▶ _Text_
━━━

Living Heritage of Sri Lanka
 

Garden Spirits Speak Out

by Manik Sandrasagra

For nearly five centuries, Sri Lankans have been listening to the directions of European-minded reformers confident that they can introduce changes for the betterment of our resplendent isle. All too often, in their rush to elevate Sri Lanka to the level of their own expectations, foreign experts fail to understand those aspects of our culture which are the farthest removed from their own cultural world view. The net result, as every Sri Lankan adult knows, has been more conflict and social misery.

After learning to swallow foreign concepts of national development and human rights, the latest of Sri Lanka's shortcomings, we are told, is the reluctance of our scientists to concern themselves with controversial issues pertaining to the public policy. Specifically, says University of California, Berkeley, law student Scott Sherman in an opinion piece entitled "Who Will Speak Out?" on the February 6 science page of The Island, "Scientists are afraid to get involved in a legal conflict. They refuse to speak out or use their knowledge to help the suffering villagers."

━━━

[Dataset entries]
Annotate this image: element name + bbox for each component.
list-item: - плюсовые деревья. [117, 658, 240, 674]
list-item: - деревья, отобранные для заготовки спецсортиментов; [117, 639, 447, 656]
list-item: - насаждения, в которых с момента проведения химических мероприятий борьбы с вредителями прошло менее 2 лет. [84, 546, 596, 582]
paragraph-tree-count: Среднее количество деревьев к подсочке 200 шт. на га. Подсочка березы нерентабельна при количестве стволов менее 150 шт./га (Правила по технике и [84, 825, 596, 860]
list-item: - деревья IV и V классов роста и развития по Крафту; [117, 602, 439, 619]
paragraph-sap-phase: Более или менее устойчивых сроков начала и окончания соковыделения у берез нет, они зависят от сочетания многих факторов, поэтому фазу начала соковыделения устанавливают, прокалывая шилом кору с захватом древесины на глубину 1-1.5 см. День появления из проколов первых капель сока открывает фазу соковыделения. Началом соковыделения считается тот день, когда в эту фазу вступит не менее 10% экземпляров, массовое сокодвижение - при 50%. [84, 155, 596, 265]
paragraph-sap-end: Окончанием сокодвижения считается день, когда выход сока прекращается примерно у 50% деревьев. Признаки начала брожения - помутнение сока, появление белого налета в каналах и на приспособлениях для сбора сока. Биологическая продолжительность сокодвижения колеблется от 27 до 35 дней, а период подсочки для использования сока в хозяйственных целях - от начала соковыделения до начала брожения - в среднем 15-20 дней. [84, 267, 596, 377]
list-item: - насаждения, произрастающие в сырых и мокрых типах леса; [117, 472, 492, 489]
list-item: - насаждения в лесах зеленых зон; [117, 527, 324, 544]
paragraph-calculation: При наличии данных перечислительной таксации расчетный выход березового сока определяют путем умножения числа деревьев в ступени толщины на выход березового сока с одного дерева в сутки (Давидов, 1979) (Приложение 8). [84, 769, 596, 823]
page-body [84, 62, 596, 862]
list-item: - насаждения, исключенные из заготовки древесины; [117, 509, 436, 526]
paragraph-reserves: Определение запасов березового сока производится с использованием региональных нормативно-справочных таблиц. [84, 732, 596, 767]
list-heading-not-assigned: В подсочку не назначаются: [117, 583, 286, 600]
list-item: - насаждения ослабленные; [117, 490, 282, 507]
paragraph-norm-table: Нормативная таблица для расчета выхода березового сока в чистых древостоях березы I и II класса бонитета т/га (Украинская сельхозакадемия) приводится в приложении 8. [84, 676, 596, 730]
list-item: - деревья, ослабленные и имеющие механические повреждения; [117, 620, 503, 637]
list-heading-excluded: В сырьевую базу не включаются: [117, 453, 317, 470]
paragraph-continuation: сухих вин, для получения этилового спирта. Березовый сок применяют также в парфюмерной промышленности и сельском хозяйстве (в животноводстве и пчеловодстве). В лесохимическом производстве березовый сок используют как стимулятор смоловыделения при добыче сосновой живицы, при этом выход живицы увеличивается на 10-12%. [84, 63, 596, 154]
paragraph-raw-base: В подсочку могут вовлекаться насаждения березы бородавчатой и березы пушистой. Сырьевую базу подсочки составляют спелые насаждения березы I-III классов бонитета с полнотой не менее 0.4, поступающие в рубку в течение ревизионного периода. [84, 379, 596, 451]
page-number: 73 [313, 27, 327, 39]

━━━

▶ _Task item A_
In the Sri Lankan heritage text, rewrite everything from "Garden Spirits Speak" down to "and social misery.", putting "beautiful island" in place of "resplendent isle".
▶ _Task item B_
Translate this sentence from the Sri Lankan heritage text into Spanish: "The net result, as every Sri Lankan adult knows, has been more conflict and social misery."

▶ _Result A_
Garden Spirits Speak Out

by Manik Sandrasagra

For nearly five centuries, Sri Lankans have been listening to the directions of European-minded reformers confident that they can introduce changes for the betterment of our beautiful island. All too often, in their rush to elevate Sri Lanka to the level of their own expectations, foreign experts fail to understand those aspects of our culture which are the farthest removed from their own cultural world view. The net result, as every Sri Lankan adult knows, has been more conflict and social misery.

▶ _Result B_
El resultado neto, como sabe todo adulto de Sri Lanka, ha sido más conflicto y miseria social.